Problems to solve:
• A. According to the talk on the Torah portion's eternal flame, what did the eternal fire need in order to keep burning? List every requirement it names.
• B. Could you carry the talk on the Torah portion's eternal flame forward from its last sentence?

What people shared so far, and now to see you here, arouses in me an image of this week’s Torah portion: אש תמיד תוקד על המזבח לא תקבה / “An eternal flame will be kept burning on the altar: it won’t go out.”  In olden days, this flame was the ritual fire, kept alight in the community’s core, ensuring ready access for what today we might call purification and forgiveness.  That image ask us two questions, “Today and in years to come, what will our flame be, and how will we keep it burning?”

Answers to those questions also are answers to our Listening Tour questions.  How can ALEPH and Jewish Renewal most sustainably fan the flames of Jewish innovation?  How do we collaborate to inspire the future of vibrant spiritual community across generations and countries, with enough skeleton to keep us together but not so much that we grow calcified or brittle?  Or to use a different metaphor, if all of us renewing Judaism are an ecosystem, how do we keep our ecosystem healthy and mutually supporting, and what’s ALEPH’s niche in that ecosystem?

It’s too early in our Listening Tour to offer answers – and for now, it’s not our role to offer answers.  That role is yours, both this weekend and long after, and I hope you’ll accept the role with blessings to share the future you most yearn for.  Maybe for now the questions themselves are ample enough flames to keep burning bright before us this weekend.

Even if it’s too early for answers, this Shabbat invites a dreamscape glimpse what answers can look like – and maybe our fire image offers hints for our time together.  By definition, the אש תמיד / eternal fire was built communally: it needed a constant supply of wood that had to be gathered and delivered, and pure olive oil that had to be refined.  It needed a constant supply of oxygen flowing in, and spent ashes of past consumption had to be removed to keep the flow going.  In these ways, the אש תמיד became the center of a spiritual circuit, with offerings, energy and oxygen moving in and through – priming the spiritual pump within and beyond.  And in constant flame, the אש תמיד gave universal access – with no delay and with nobody left out.

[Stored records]
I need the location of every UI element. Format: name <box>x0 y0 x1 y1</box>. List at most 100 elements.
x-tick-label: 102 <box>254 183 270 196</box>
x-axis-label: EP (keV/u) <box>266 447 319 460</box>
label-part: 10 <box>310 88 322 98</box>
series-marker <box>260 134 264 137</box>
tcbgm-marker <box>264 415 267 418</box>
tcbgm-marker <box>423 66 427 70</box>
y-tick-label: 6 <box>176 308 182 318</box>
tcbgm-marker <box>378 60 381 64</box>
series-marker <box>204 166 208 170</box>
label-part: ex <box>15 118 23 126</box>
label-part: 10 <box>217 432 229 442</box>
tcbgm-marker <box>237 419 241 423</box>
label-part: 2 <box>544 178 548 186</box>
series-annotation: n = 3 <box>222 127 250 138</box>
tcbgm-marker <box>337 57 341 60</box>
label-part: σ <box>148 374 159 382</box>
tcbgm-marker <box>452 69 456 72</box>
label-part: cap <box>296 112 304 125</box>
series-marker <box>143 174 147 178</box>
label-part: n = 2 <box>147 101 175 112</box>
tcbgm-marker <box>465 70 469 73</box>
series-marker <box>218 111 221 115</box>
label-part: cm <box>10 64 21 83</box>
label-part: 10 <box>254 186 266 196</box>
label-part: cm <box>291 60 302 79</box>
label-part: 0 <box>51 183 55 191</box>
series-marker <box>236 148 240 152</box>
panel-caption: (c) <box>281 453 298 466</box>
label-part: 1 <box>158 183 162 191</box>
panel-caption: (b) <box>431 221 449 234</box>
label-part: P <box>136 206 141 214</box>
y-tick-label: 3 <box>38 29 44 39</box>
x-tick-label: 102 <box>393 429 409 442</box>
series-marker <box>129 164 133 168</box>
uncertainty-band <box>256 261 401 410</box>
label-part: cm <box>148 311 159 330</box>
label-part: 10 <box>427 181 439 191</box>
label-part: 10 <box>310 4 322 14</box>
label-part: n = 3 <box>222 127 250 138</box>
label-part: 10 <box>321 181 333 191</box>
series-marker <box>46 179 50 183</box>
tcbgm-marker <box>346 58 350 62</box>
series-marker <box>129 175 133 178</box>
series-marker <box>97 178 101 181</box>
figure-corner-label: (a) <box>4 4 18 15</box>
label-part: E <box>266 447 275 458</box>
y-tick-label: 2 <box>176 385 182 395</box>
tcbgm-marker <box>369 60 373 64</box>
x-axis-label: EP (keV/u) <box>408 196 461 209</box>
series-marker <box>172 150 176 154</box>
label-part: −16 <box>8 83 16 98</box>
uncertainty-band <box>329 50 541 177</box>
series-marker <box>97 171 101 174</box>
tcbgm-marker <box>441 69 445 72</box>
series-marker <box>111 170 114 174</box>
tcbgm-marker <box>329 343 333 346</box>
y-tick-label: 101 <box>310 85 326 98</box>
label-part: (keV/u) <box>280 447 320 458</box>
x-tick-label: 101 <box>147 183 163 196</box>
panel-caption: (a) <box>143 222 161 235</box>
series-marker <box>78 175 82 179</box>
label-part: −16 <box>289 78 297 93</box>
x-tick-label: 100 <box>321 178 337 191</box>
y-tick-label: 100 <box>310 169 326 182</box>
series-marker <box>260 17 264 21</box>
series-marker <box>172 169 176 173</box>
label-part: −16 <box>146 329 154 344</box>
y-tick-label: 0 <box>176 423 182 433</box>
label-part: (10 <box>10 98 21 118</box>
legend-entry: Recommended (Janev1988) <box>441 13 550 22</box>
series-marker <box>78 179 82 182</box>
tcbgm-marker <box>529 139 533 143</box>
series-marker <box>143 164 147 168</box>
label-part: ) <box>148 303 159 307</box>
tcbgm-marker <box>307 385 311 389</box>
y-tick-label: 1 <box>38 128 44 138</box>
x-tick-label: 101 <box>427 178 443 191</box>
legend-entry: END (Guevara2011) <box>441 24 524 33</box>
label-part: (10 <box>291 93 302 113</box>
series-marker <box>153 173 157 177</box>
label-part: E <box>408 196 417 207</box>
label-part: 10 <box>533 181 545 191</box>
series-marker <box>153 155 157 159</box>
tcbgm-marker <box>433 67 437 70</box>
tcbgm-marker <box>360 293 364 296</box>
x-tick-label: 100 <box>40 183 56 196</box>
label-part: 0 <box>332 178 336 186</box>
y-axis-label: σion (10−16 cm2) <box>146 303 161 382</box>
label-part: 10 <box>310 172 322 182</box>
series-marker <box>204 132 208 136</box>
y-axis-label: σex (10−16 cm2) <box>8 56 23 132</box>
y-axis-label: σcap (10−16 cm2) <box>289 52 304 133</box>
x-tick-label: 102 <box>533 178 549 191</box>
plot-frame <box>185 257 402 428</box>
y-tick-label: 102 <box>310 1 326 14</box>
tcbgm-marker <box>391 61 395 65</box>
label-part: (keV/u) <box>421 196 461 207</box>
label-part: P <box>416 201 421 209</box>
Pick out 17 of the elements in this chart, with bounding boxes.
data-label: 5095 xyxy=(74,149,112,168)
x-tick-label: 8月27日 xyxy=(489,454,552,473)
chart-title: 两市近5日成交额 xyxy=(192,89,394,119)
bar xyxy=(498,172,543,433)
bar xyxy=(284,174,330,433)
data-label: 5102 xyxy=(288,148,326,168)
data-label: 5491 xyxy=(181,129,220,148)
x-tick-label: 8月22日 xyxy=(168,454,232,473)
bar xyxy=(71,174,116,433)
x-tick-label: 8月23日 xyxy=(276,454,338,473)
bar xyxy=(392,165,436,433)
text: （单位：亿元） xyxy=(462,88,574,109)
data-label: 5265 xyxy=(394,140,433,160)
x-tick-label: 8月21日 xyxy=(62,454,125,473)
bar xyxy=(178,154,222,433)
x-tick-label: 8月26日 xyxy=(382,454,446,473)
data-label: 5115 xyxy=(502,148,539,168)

Solved tasks:
• A.
- A constant supply of wood that had to be gathered and delivered
- Pure olive oil that had to be refined
- A constant supply of oxygen flowing in
- Removal of the spent ashes of past consumption to keep the flow going

• B.
Community, constancy, centrality, universality and immediacy are five principles for our אש תמיד / eternal fire.  They are five principles for the next turnings of ALEPH and Jewish Renewal, and from all I know of Rabbi Hannah as ALEPH colleague and friend, I know that these are core principles for Rabbi Hannah as well.  As we design the future, it must source deep in community, from you.  It must constantly move and flow, with space to breathe in new oxygen.  Its flame, what Reb Zalman called Renewal’s “spiritual technologies” – spiritual direction, sage-ing, davvenology, integral halacha, Earth-based Judaism and deep ecumenism – must become ever more central to how our communities do Jewish.  Its energy must be universal, truly open to all without barriers that might keep some at bay.  And access needs to be swift – as fast as the Internet, as close as our heartbeat.

And that’s as it should be, because Reb Zalman taught long ago that it all starts with hearts, and particularly the heart’s yearning.  As the אש תמיד needed oxygen to burn, so do ALEPH and Jewish Renewal need yearning.  Reb Zalman said this a generation ago, in 1996 at a workshop on spiritual leadership.  What excited Reb Zalman, he said, was the “very strong yearning and longing” in the heart that primped the pump of what we call God, propelling us forward.  Yearning must catalyze the inner fire just as oxygen catalyzed the אש תמיד.  We must renew that flow constantly, which means going into our center, our hearts, to feel yearning – our innate desire to draw close to our source.

Your yearning for a vibrant Judaism, able to renew from the inside out, is where this stop on our Listening Tour begins.  Your yearning is what catalyzes the flow.  So let your hopes, ideas and kvetches be this weekend’s קרבנות / offerings that we use to draw קרוב / close to the center of all that we share.  Tell us what must be brought in, what should be lifted up, and what to send away as spent ash.  Share with us from your hearts to ours, and together we can take a step toward fulfilling the call of our prophets, והשבות אל לבבך כי ה’ הוא האלהים / know in our hearts that the Name we call God is the essence of all things.